How to Set the Transaction Isolation Level

In SQL server stored procedure, we can set the isolation level using the SET TRANSACTION ISOLATION LEVEL command. In Listing 1 it is described. In ADO.NET the isolation level can be set by creating the transaction using an overload of the BeginTransaction() method of the Command or by setting the Isolation Level property of an existing Transaction object. In Listing 2 it is described.

Listing 1

SET TRANSACTION ISOLATION LEVEL REPEATABLE READ
GO
BEGIN TRANSACTION
SELECT * FROM emp
SELECT * FROM dept 
...
COMMIT TRANSACTION

Listing 2

myTransaction =myConnection.BeginTransaction(IsolationLevel.ReadUncommitted);

In the above code listing we can also specify SERIALIZABLE, READ COMMITTED and READ UNCOMMITTED like REPEATABLE READ. Only one of the options can be set at a time and it remains set for that connection until we change it explicitly.

Values of Isolation Level Enumeration

READ COMMITTED

It specifies that shared locks are held while the data is being read by the transaction. This avoids dirty reads, but the data can be changed before the end of the transaction. This may result in no repeatable reads or phantom data. A phantom read takes place when a transaction is allowed to read a row for the first read but is unable to modify the same row due to another transaction might be performing a delete on the row in the table. Hence, when a read is executed again within a transaction, the resultant output shows rows missing due to the delete. This is the default level.

→ Record set:
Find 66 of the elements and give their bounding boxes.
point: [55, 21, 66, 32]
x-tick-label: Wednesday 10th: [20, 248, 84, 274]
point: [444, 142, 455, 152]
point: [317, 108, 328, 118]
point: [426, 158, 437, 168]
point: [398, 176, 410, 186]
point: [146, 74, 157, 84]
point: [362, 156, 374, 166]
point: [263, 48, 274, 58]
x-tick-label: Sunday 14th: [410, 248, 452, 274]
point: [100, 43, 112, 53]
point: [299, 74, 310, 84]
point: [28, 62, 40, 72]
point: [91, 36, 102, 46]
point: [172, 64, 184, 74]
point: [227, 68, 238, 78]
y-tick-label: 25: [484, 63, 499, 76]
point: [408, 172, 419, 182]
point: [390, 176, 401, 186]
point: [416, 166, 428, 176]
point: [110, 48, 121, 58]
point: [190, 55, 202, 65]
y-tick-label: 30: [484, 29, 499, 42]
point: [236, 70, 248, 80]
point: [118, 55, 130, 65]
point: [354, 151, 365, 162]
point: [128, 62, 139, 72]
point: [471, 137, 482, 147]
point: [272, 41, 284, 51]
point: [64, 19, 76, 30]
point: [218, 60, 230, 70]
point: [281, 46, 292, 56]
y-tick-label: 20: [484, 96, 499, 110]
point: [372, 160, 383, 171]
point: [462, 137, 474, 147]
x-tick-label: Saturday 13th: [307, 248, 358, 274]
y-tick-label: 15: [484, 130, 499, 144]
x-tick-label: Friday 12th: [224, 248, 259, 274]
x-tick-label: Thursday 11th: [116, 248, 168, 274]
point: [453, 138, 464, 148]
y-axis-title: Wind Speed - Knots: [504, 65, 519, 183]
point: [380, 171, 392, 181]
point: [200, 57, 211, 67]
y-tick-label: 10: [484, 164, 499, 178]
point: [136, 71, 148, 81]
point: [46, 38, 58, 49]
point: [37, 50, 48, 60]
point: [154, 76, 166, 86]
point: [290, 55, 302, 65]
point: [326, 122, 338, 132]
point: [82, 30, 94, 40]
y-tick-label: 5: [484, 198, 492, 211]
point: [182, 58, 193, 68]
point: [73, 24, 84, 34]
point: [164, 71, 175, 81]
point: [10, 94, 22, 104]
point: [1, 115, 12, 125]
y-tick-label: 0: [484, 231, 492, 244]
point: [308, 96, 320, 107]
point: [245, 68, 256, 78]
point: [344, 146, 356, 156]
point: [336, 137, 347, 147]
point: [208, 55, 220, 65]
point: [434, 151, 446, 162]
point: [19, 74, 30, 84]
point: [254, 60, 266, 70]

→ To do:
• A. Using the text on transaction isolation levels, answer each question below.
(i) Which command sets the isolation level in a SQL Server stored procedure?
(ii) How long does a chosen isolation level option remain set?
(iii) Which isolation level is the default?
• B. Copy the passage of the text on transaction isolation levels that falls between "In SQL server" and "2 it is described.", inclusive.

→ Answers to the exercise:
• A.
(i) SET TRANSACTION ISOLATION LEVEL
(ii) It remains set for that connection until it is changed explicitly.
(iii) READ COMMITTED

• B.
In SQL server stored procedure, we can set the isolation level using the SET TRANSACTION ISOLATION LEVEL command. In Listing 1 it is described. In ADO.NET the isolation level can be set by creating the transaction using an overload of the BeginTransaction() method of the Command or by setting the Isolation Level property of an existing Transaction object. In Listing 2 it is described.